◆ Stated problem: Lines that contain the string "examination" are to be copied; leave out all others.
-- Begin --
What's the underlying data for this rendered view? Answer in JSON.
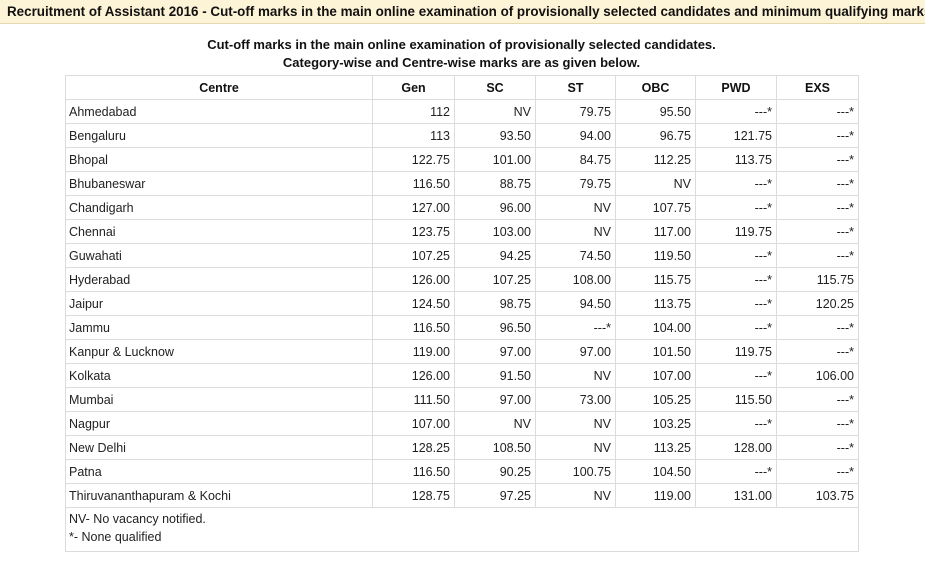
{
  "header": {
    "title": "Recruitment of Assistant 2016 - Cut-off marks in the main online examination of provisionally selected candidates and minimum qualifying marks"
  },
  "subtitle": {
    "line1": "Cut-off marks in the main online examination of provisionally selected candidates.",
    "line2": "Category-wise and Centre-wise marks are as given below."
  },
  "table": {
    "columns": [
      "Centre",
      "Gen",
      "SC",
      "ST",
      "OBC",
      "PWD",
      "EXS"
    ],
    "rows": [
      [
        "Ahmedabad",
        "112",
        "NV",
        "79.75",
        "95.50",
        "---*",
        "---*"
      ],
      [
        "Bengaluru",
        "113",
        "93.50",
        "94.00",
        "96.75",
        "121.75",
        "---*"
      ],
      [
        "Bhopal",
        "122.75",
        "101.00",
        "84.75",
        "112.25",
        "113.75",
        "---*"
      ],
      [
        "Bhubaneswar",
        "116.50",
        "88.75",
        "79.75",
        "NV",
        "---*",
        "---*"
      ],
      [
        "Chandigarh",
        "127.00",
        "96.00",
        "NV",
        "107.75",
        "---*",
        "---*"
      ],
      [
        "Chennai",
        "123.75",
        "103.00",
        "NV",
        "117.00",
        "119.75",
        "---*"
      ],
      [
        "Guwahati",
        "107.25",
        "94.25",
        "74.50",
        "119.50",
        "---*",
        "---*"
      ],
      [
        "Hyderabad",
        "126.00",
        "107.25",
        "108.00",
        "115.75",
        "---*",
        "115.75"
      ],
      [
        "Jaipur",
        "124.50",
        "98.75",
        "94.50",
        "113.75",
        "---*",
        "120.25"
      ],
      [
        "Jammu",
        "116.50",
        "96.50",
        "---*",
        "104.00",
        "---*",
        "---*"
      ],
      [
        "Kanpur & Lucknow",
        "119.00",
        "97.00",
        "97.00",
        "101.50",
        "119.75",
        "---*"
      ],
      [
        "Kolkata",
        "126.00",
        "91.50",
        "NV",
        "107.00",
        "---*",
        "106.00"
      ],
      [
        "Mumbai",
        "111.50",
        "97.00",
        "73.00",
        "105.25",
        "115.50",
        "---*"
      ],
      [
        "Nagpur",
        "107.00",
        "NV",
        "NV",
        "103.25",
        "---*",
        "---*"
      ],
      [
        "New Delhi",
        "128.25",
        "108.50",
        "NV",
        "113.25",
        "128.00",
        "---*"
      ],
      [
        "Patna",
        "116.50",
        "90.25",
        "100.75",
        "104.50",
        "---*",
        "---*"
      ],
      [
        "Thiruvananthapuram & Kochi",
        "128.75",
        "97.25",
        "NV",
        "119.00",
        "131.00",
        "103.75"
      ]
    ],
    "notes": [
      "NV- No vacancy notified.",
      "*- None qualified"
    ]
  }
}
-- End --
◆ Response:
    "title": "Recruitment of Assistant 2016 - Cut-off marks in the main online examination of provisionally selected candidates and minimum qualifying marks"
    "line1": "Cut-off marks in the main online examination of provisionally selected candidates.",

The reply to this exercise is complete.